§ **WHAT THE TASK REQUIRES**
For each line in the data below that holds "прокол", return a copy.

§ **SOURCE RECORDS**
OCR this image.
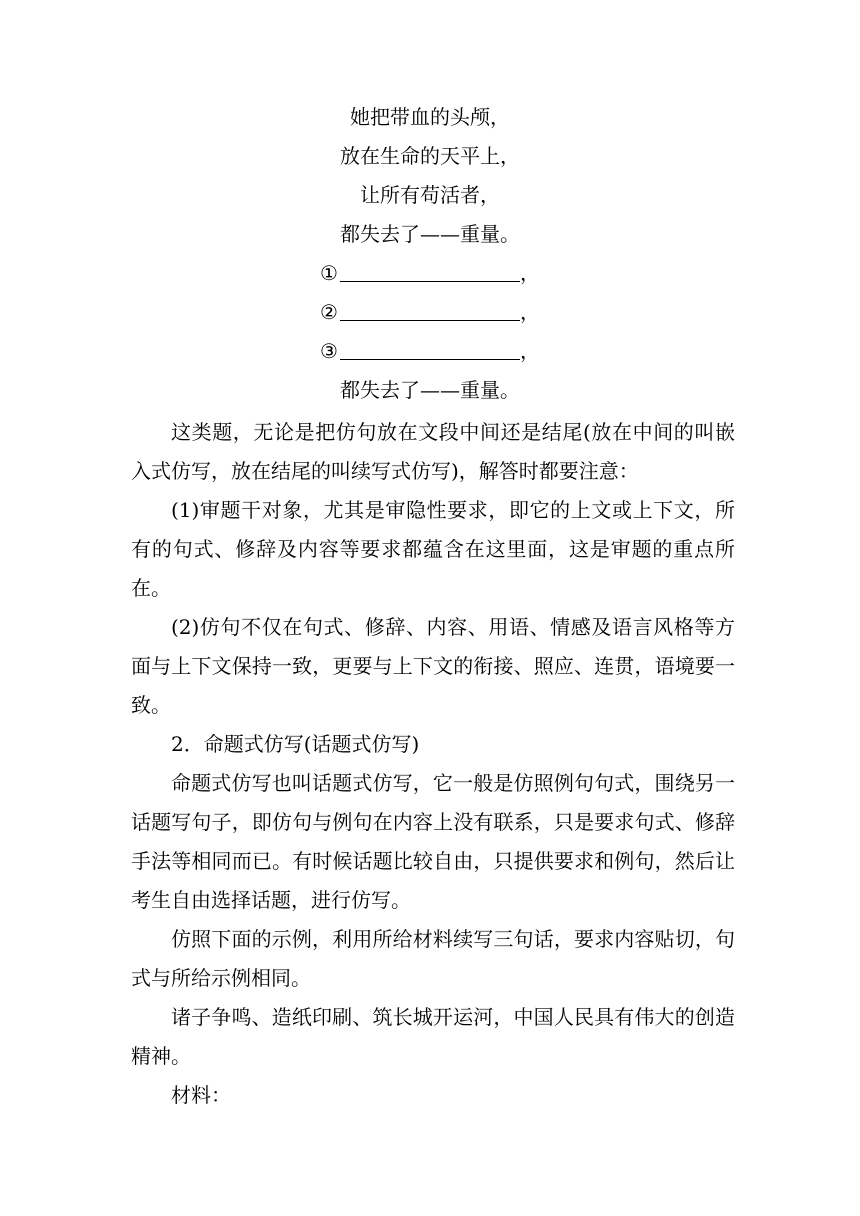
她把带血的头颅，
放在生命的天平上，
让所有苟活者，
都失去了——重量。
①	，
②	，
③	，
都失去了——重量。

这类题，无论是把仿句放在文段中间还是结尾(放在中间的叫嵌入式仿写，放在结尾的叫续写式仿写)，解答时都要注意：

(1)审题干对象，尤其是审隐性要求，即它的上文或上下文，所有的句式、修辞及内容等要求都蕴含在这里面，这是审题的重点所在。

(2)仿句不仅在句式、修辞、内容、用语、情感及语言风格等方面与上下文保持一致，更要与上下文的衔接、照应、连贯，语境要一致。

2．命题式仿写(话题式仿写)

命题式仿写也叫话题式仿写，它一般是仿照例句句式，围绕另一话题写句子，即仿句与例句在内容上没有联系，只是要求句式、修辞手法等相同而已。有时候话题比较自由，只提供要求和例句，然后让考生自由选择话题，进行仿写。

仿照下面的示例，利用所给材料续写三句话，要求内容贴切，句式与所给示例相同。

诸子争鸣、造纸印刷、筑长城开运河，中国人民具有伟大的创造精神。

材料：
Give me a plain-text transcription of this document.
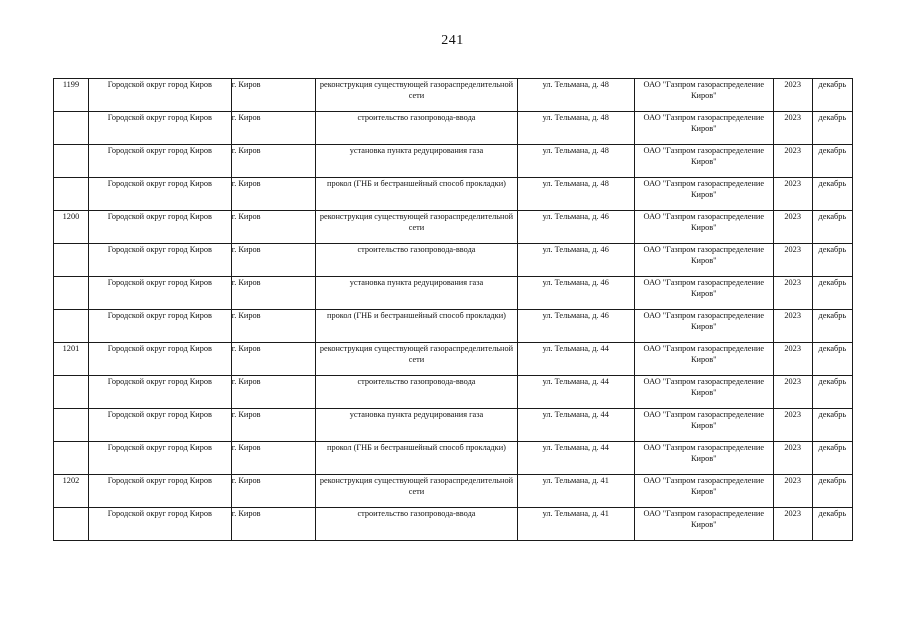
241
1199	Городской округ город Киров	г. Киров	реконструкция существующей газораспределительной сети	ул. Тельмана, д. 48	ОАО "Газпром газораспределение Киров"	2023	декабрь
	Городской округ город Киров	г. Киров	строительство газопровода-ввода	ул. Тельмана, д. 48	ОАО "Газпром газораспределение Киров"	2023	декабрь
	Городской округ город Киров	г. Киров	установка пункта редуцирования газа	ул. Тельмана, д. 48	ОАО "Газпром газораспределение Киров"	2023	декабрь
	Городской округ город Киров	г. Киров	прокол (ГНБ и бестраншейный способ прокладки)	ул. Тельмана, д. 48	ОАО "Газпром газораспределение Киров"	2023	декабрь
1200	Городской округ город Киров	г. Киров	реконструкция существующей газораспределительной сети	ул. Тельмана, д. 46	ОАО "Газпром газораспределение Киров"	2023	декабрь
	Городской округ город Киров	г. Киров	строительство газопровода-ввода	ул. Тельмана, д. 46	ОАО "Газпром газораспределение Киров"	2023	декабрь
	Городской округ город Киров	г. Киров	установка пункта редуцирования газа	ул. Тельмана, д. 46	ОАО "Газпром газораспределение Киров"	2023	декабрь
	Городской округ город Киров	г. Киров	прокол (ГНБ и бестраншейный способ прокладки)	ул. Тельмана, д. 46	ОАО "Газпром газораспределение Киров"	2023	декабрь
1201	Городской округ город Киров	г. Киров	реконструкция существующей газораспределительной сети	ул. Тельмана, д. 44	ОАО "Газпром газораспределение Киров"	2023	декабрь
	Городской округ город Киров	г. Киров	строительство газопровода-ввода	ул. Тельмана, д. 44	ОАО "Газпром газораспределение Киров"	2023	декабрь
	Городской округ город Киров	г. Киров	установка пункта редуцирования газа	ул. Тельмана, д. 44	ОАО "Газпром газораспределение Киров"	2023	декабрь
	Городской округ город Киров	г. Киров	прокол (ГНБ и бестраншейный способ прокладки)	ул. Тельмана, д. 44	ОАО "Газпром газораспределение Киров"	2023	декабрь
1202	Городской округ город Киров	г. Киров	реконструкция существующей газораспределительной сети	ул. Тельмана, д. 41	ОАО "Газпром газораспределение Киров"	2023	декабрь
	Городской округ город Киров	г. Киров	строительство газопровода-ввода	ул. Тельмана, д. 41	ОАО "Газпром газораспределение Киров"	2023	декабрь
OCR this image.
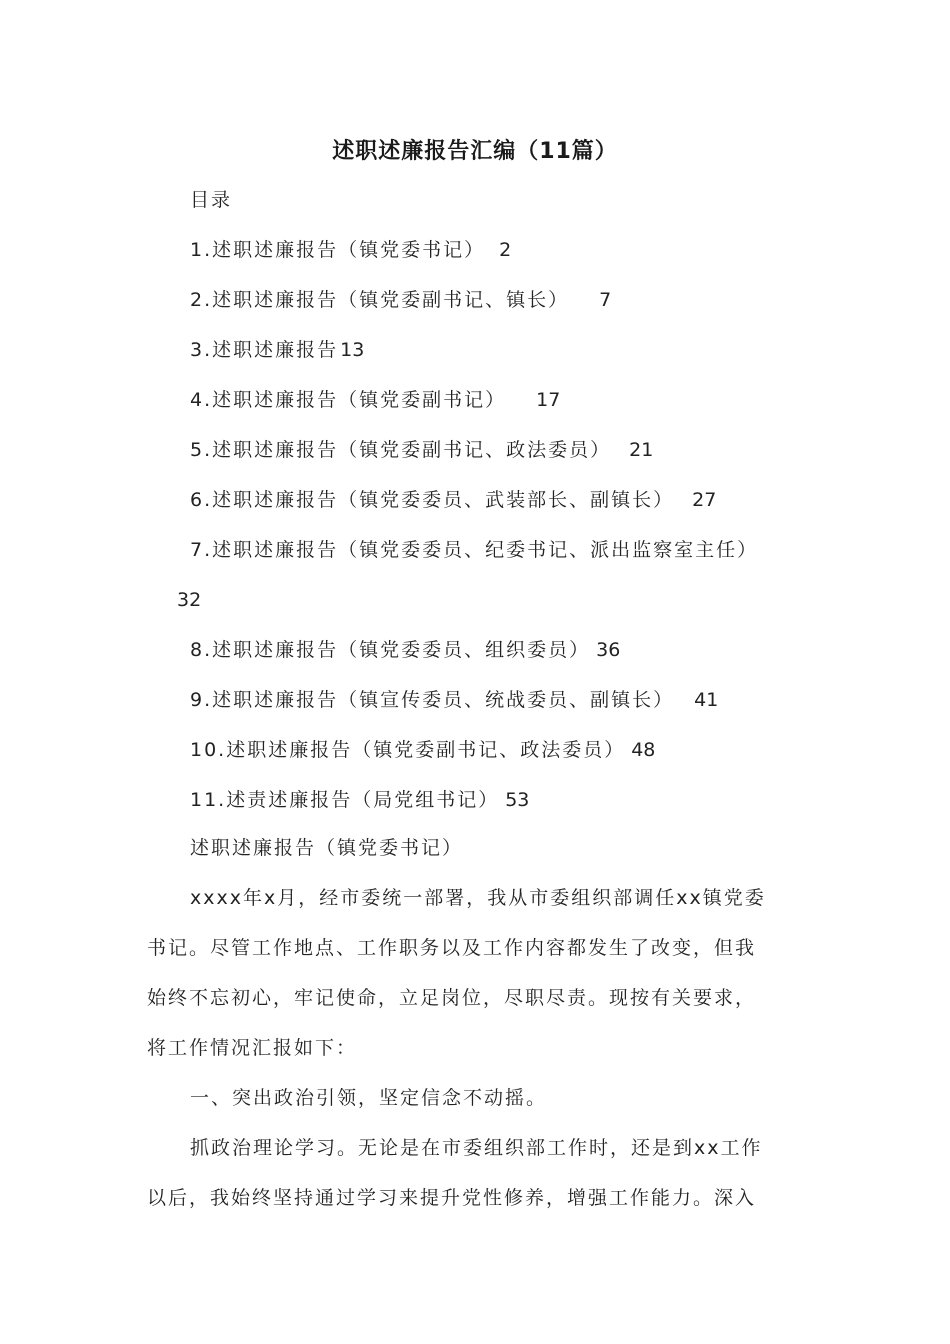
述职述廉报告汇编（11篇）
目录
1.述职述廉报告（镇党委书记） 2
2.述职述廉报告（镇党委副书记、镇长） 7
3.述职述廉报告 13
4.述职述廉报告（镇党委副书记） 17
5.述职述廉报告（镇党委副书记、政法委员） 21
6.述职述廉报告（镇党委委员、武装部长、副镇长） 27
7.述职述廉报告（镇党委委员、纪委书记、派出监察室主任）
32
8.述职述廉报告（镇党委委员、组织委员） 36
9.述职述廉报告（镇宣传委员、统战委员、副镇长） 41
10.述职述廉报告（镇党委副书记、政法委员） 48
11.述责述廉报告（局党组书记） 53
述职述廉报告（镇党委书记）
xxxx年x月，经市委统一部署，我从市委组织部调任xx镇党委
书记。尽管工作地点、工作职务以及工作内容都发生了改变，但我
始终不忘初心，牢记使命，立足岗位，尽职尽责。现按有关要求，
将工作情况汇报如下：
一、突出政治引领，坚定信念不动摇。
抓政治理论学习。无论是在市委组织部工作时，还是到xx工作
以后，我始终坚持通过学习来提升党性修养，增强工作能力。深入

§ **COMPLETED EXERCISE**
	Городской округ город Киров	г. Киров	прокол (ГНБ и бестраншейный способ прокладки)	ул. Тельмана, д. 48	ОАО "Газпром газораспределение Киров"	2023	декабрь
	Городской округ город Киров	г. Киров	прокол (ГНБ и бестраншейный способ прокладки)	ул. Тельмана, д. 46	ОАО "Газпром газораспределение Киров"	2023	декабрь
	Городской округ город Киров	г. Киров	прокол (ГНБ и бестраншейный способ прокладки)	ул. Тельмана, д. 44	ОАО "Газпром газораспределение Киров"	2023	декабрь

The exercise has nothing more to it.